## START

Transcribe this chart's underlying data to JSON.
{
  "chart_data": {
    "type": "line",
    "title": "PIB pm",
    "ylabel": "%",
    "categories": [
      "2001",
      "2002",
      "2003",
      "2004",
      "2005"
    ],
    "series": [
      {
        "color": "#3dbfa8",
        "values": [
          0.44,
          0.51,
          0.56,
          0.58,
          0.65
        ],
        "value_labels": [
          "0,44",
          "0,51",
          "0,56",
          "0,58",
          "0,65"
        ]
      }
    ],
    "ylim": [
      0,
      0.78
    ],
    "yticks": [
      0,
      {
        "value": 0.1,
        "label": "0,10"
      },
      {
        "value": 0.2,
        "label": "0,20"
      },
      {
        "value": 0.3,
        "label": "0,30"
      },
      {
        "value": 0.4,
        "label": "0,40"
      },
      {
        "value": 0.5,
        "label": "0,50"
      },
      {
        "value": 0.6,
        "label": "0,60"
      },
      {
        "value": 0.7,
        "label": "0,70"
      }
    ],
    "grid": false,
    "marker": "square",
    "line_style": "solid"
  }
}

## END

**WORK TO BE COMPLETED**
Retype all of the material, keeping each line exact.

**CORRECT RESULT**
Transcribe this chart's underlying data to JSON.
{
  "chart_data": {
    "type": "line",
    "title": "PIB pm",
    "ylabel": "%",
    "categories": [
      "2001",
      "2002",
      "2003",
      "2004",
      "2005"
    ],
    "series": [
      {
        "color": "#3dbfa8",
        "values": [
          0.44,
          0.51,
          0.56,
          0.58,
          0.65
        ],
        "value_labels": [
          "0,44",
          "0,51",
          "0,56",
          "0,58",
          "0,65"
        ]
      }
    ],
    "ylim": [
      0,
      0.78
    ],
    "yticks": [
      0,
      {
        "value": 0.1,
        "label": "0,10"
      },
      {
        "value": 0.2,
        "label": "0,20"
      },
      {
        "value": 0.3,
        "label": "0,30"
      },
      {
        "value": 0.4,
        "label": "0,40"
      },
      {
        "value": 0.5,
        "label": "0,50"
      },
      {
        "value": 0.6,
        "label": "0,60"
      },
      {
        "value": 0.7,
        "label": "0,70"
      }
    ],
    "grid": false,
    "marker": "square",
    "line_style": "solid"
  }
}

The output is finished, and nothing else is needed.